(Structured figure records)

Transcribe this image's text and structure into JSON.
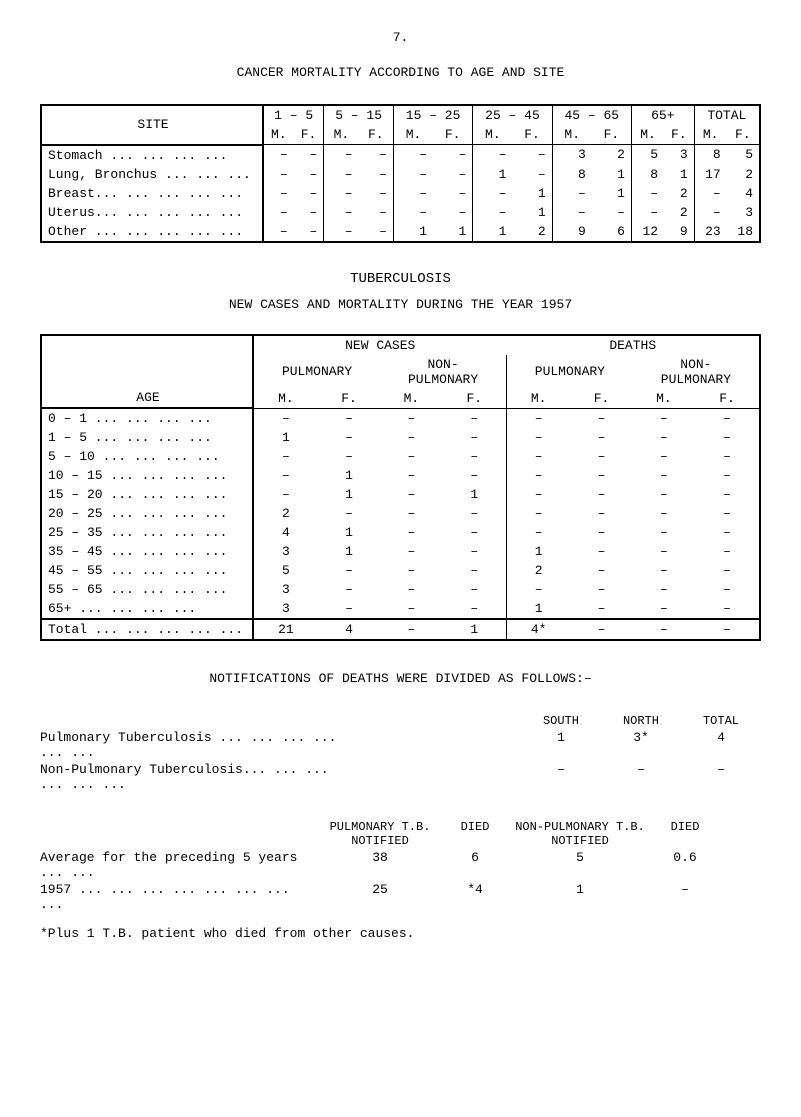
{
  "page_number": "7.",
  "table1": {
    "title": "CANCER MORTALITY ACCORDING TO AGE AND SITE",
    "header": {
      "site": "SITE",
      "cols": [
        "1 – 5",
        "5 – 15",
        "15 – 25",
        "25 – 45",
        "45 – 65",
        "65+",
        "TOTAL"
      ],
      "sub": [
        "M.",
        "F.",
        "M.",
        "F.",
        "M.",
        "F.",
        "M.",
        "F.",
        "M.",
        "F.",
        "M.",
        "F.",
        "M.",
        "F."
      ]
    },
    "rows": [
      {
        "site": "Stomach   ... ... ... ...",
        "vals": [
          "–",
          "–",
          "–",
          "–",
          "–",
          "–",
          "–",
          "–",
          "3",
          "2",
          "5",
          "3",
          "8",
          "5"
        ]
      },
      {
        "site": "Lung, Bronchus  ... ... ...",
        "vals": [
          "–",
          "–",
          "–",
          "–",
          "–",
          "–",
          "1",
          "–",
          "8",
          "1",
          "8",
          "1",
          "17",
          "2"
        ]
      },
      {
        "site": "Breast... ... ... ... ...",
        "vals": [
          "–",
          "–",
          "–",
          "–",
          "–",
          "–",
          "–",
          "1",
          "–",
          "1",
          "–",
          "2",
          "–",
          "4"
        ]
      },
      {
        "site": "Uterus... ... ... ... ...",
        "vals": [
          "–",
          "–",
          "–",
          "–",
          "–",
          "–",
          "–",
          "1",
          "–",
          "–",
          "–",
          "2",
          "–",
          "3"
        ]
      },
      {
        "site": "Other ... ... ... ... ...",
        "vals": [
          "–",
          "–",
          "–",
          "–",
          "1",
          "1",
          "1",
          "2",
          "9",
          "6",
          "12",
          "9",
          "23",
          "18"
        ]
      }
    ]
  },
  "table2": {
    "heading": "TUBERCULOSIS",
    "subheading": "NEW CASES AND MORTALITY DURING THE YEAR 1957",
    "labels": {
      "age": "AGE",
      "newcases": "NEW CASES",
      "deaths": "DEATHS",
      "pulm": "PULMONARY",
      "nonpulm": "NON-\nPULMONARY",
      "pulm2": "PULMONARY",
      "nonpulm2": "NON-\nPULMONARY",
      "m": "M.",
      "f": "F."
    },
    "rows": [
      {
        "age": "0 –  1   ... ... ... ...",
        "v": [
          "–",
          "–",
          "–",
          "–",
          "–",
          "–",
          "–",
          "–"
        ]
      },
      {
        "age": "1 –  5   ... ... ... ...",
        "v": [
          "1",
          "–",
          "–",
          "–",
          "–",
          "–",
          "–",
          "–"
        ]
      },
      {
        "age": "5 – 10   ... ... ... ...",
        "v": [
          "–",
          "–",
          "–",
          "–",
          "–",
          "–",
          "–",
          "–"
        ]
      },
      {
        "age": "10 – 15   ... ... ... ...",
        "v": [
          "–",
          "1",
          "–",
          "–",
          "–",
          "–",
          "–",
          "–"
        ]
      },
      {
        "age": "15 – 20   ... ... ... ...",
        "v": [
          "–",
          "1",
          "–",
          "1",
          "–",
          "–",
          "–",
          "–"
        ]
      },
      {
        "age": "20 – 25   ... ... ... ...",
        "v": [
          "2",
          "–",
          "–",
          "–",
          "–",
          "–",
          "–",
          "–"
        ]
      },
      {
        "age": "25 – 35   ... ... ... ...",
        "v": [
          "4",
          "1",
          "–",
          "–",
          "–",
          "–",
          "–",
          "–"
        ]
      },
      {
        "age": "35 – 45   ... ... ... ...",
        "v": [
          "3",
          "1",
          "–",
          "–",
          "1",
          "–",
          "–",
          "–"
        ]
      },
      {
        "age": "45 – 55   ... ... ... ...",
        "v": [
          "5",
          "–",
          "–",
          "–",
          "2",
          "–",
          "–",
          "–"
        ]
      },
      {
        "age": "55 – 65   ... ... ... ...",
        "v": [
          "3",
          "–",
          "–",
          "–",
          "–",
          "–",
          "–",
          "–"
        ]
      },
      {
        "age": "65+      ... ... ... ...",
        "v": [
          "3",
          "–",
          "–",
          "–",
          "1",
          "–",
          "–",
          "–"
        ]
      }
    ],
    "total": {
      "age": "Total ... ... ... ... ...",
      "v": [
        "21",
        "4",
        "–",
        "1",
        "4*",
        "–",
        "–",
        "–"
      ]
    }
  },
  "notifications": {
    "title": "NOTIFICATIONS OF DEATHS WERE DIVIDED AS FOLLOWS:–",
    "cols1": [
      "SOUTH",
      "NORTH",
      "TOTAL"
    ],
    "rows1": [
      {
        "label": "Pulmonary Tuberculosis    ... ... ... ... ... ...",
        "v": [
          "1",
          "3*",
          "4"
        ]
      },
      {
        "label": "Non-Pulmonary Tuberculosis... ... ... ... ... ...",
        "v": [
          "–",
          "–",
          "–"
        ]
      }
    ],
    "cols2": [
      "PULMONARY T.B.\nNOTIFIED",
      "DIED",
      "NON-PULMONARY T.B.\nNOTIFIED",
      "DIED"
    ],
    "rows2": [
      {
        "label": "Average for the preceding 5 years   ... ...",
        "v": [
          "38",
          "6",
          "5",
          "0.6"
        ]
      },
      {
        "label": "1957  ... ... ... ... ... ... ... ...",
        "v": [
          "25",
          "*4",
          "1",
          "–"
        ]
      }
    ],
    "footnote": "*Plus 1 T.B. patient who died from other causes."
  }
}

Objective: Copy all the entries word for word. Omit any pictures.

Result:
Transcribe this image's text and structure into JSON.
{
  "page_number": "7.",
  "table1": {
    "title": "CANCER MORTALITY ACCORDING TO AGE AND SITE",
    "header": {
      "site": "SITE",
      "cols": [
        "1 – 5",
        "5 – 15",
        "15 – 25",
        "25 – 45",
        "45 – 65",
        "65+",
        "TOTAL"
      ],
      "sub": [
        "M.",
        "F.",
        "M.",
        "F.",
        "M.",
        "F.",
        "M.",
        "F.",
        "M.",
        "F.",
        "M.",
        "F.",
        "M.",
        "F."
      ]
    },
    "rows": [
      {
        "site": "Stomach   ... ... ... ...",
        "vals": [
          "–",
          "–",
          "–",
          "–",
          "–",
          "–",
          "–",
          "–",
          "3",
          "2",
          "5",
          "3",
          "8",
          "5"
        ]
      },
      {
        "site": "Lung, Bronchus  ... ... ...",
        "vals": [
          "–",
          "–",
          "–",
          "–",
          "–",
          "–",
          "1",
          "–",
          "8",
          "1",
          "8",
          "1",
          "17",
          "2"
        ]
      },
      {
        "site": "Breast... ... ... ... ...",
        "vals": [
          "–",
          "–",
          "–",
          "–",
          "–",
          "–",
          "–",
          "1",
          "–",
          "1",
          "–",
          "2",
          "–",
          "4"
        ]
      },
      {
        "site": "Uterus... ... ... ... ...",
        "vals": [
          "–",
          "–",
          "–",
          "–",
          "–",
          "–",
          "–",
          "1",
          "–",
          "–",
          "–",
          "2",
          "–",
          "3"
        ]
      },
      {
        "site": "Other ... ... ... ... ...",
        "vals": [
          "–",
          "–",
          "–",
          "–",
          "1",
          "1",
          "1",
          "2",
          "9",
          "6",
          "12",
          "9",
          "23",
          "18"
        ]
      }
    ]
  },
  "table2": {
    "heading": "TUBERCULOSIS",
    "subheading": "NEW CASES AND MORTALITY DURING THE YEAR 1957",
    "labels": {
      "age": "AGE",
      "newcases": "NEW CASES",
      "deaths": "DEATHS",
      "pulm": "PULMONARY",
      "nonpulm": "NON-\nPULMONARY",
      "pulm2": "PULMONARY",
      "nonpulm2": "NON-\nPULMONARY",
      "m": "M.",
      "f": "F."
    },
    "rows": [
      {
        "age": "0 –  1   ... ... ... ...",
        "v": [
          "–",
          "–",
          "–",
          "–",
          "–",
          "–",
          "–",
          "–"
        ]
      },
      {
        "age": "1 –  5   ... ... ... ...",
        "v": [
          "1",
          "–",
          "–",
          "–",
          "–",
          "–",
          "–",
          "–"
        ]
      },
      {
        "age": "5 – 10   ... ... ... ...",
        "v": [
          "–",
          "–",
          "–",
          "–",
          "–",
          "–",
          "–",
          "–"
        ]
      },
      {
        "age": "10 – 15   ... ... ... ...",
        "v": [
          "–",
          "1",
          "–",
          "–",
          "–",
          "–",
          "–",
          "–"
        ]
      },
      {
        "age": "15 – 20   ... ... ... ...",
        "v": [
          "–",
          "1",
          "–",
          "1",
          "–",
          "–",
          "–",
          "–"
        ]
      },
      {
        "age": "20 – 25   ... ... ... ...",
        "v": [
          "2",
          "–",
          "–",
          "–",
          "–",
          "–",
          "–",
          "–"
        ]
      },
      {
        "age": "25 – 35   ... ... ... ...",
        "v": [
          "4",
          "1",
          "–",
          "–",
          "–",
          "–",
          "–",
          "–"
        ]
      },
      {
        "age": "35 – 45   ... ... ... ...",
        "v": [
          "3",
          "1",
          "–",
          "–",
          "1",
          "–",
          "–",
          "–"
        ]
      },
      {
        "age": "45 – 55   ... ... ... ...",
        "v": [
          "5",
          "–",
          "–",
          "–",
          "2",
          "–",
          "–",
          "–"
        ]
      },
      {
        "age": "55 – 65   ... ... ... ...",
        "v": [
          "3",
          "–",
          "–",
          "–",
          "–",
          "–",
          "–",
          "–"
        ]
      },
      {
        "age": "65+      ... ... ... ...",
        "v": [
          "3",
          "–",
          "–",
          "–",
          "1",
          "–",
          "–",
          "–"
        ]
      }
    ],
    "total": {
      "age": "Total ... ... ... ... ...",
      "v": [
        "21",
        "4",
        "–",
        "1",
        "4*",
        "–",
        "–",
        "–"
      ]
    }
  },
  "notifications": {
    "title": "NOTIFICATIONS OF DEATHS WERE DIVIDED AS FOLLOWS:–",
    "cols1": [
      "SOUTH",
      "NORTH",
      "TOTAL"
    ],
    "rows1": [
      {
        "label": "Pulmonary Tuberculosis    ... ... ... ... ... ...",
        "v": [
          "1",
          "3*",
          "4"
        ]
      },
      {
        "label": "Non-Pulmonary Tuberculosis... ... ... ... ... ...",
        "v": [
          "–",
          "–",
          "–"
        ]
      }
    ],
    "cols2": [
      "PULMONARY T.B.\nNOTIFIED",
      "DIED",
      "NON-PULMONARY T.B.\nNOTIFIED",
      "DIED"
    ],
    "rows2": [
      {
        "label": "Average for the preceding 5 years   ... ...",
        "v": [
          "38",
          "6",
          "5",
          "0.6"
        ]
      },
      {
        "label": "1957  ... ... ... ... ... ... ... ...",
        "v": [
          "25",
          "*4",
          "1",
          "–"
        ]
      }
    ],
    "footnote": "*Plus 1 T.B. patient who died from other causes."
  }
}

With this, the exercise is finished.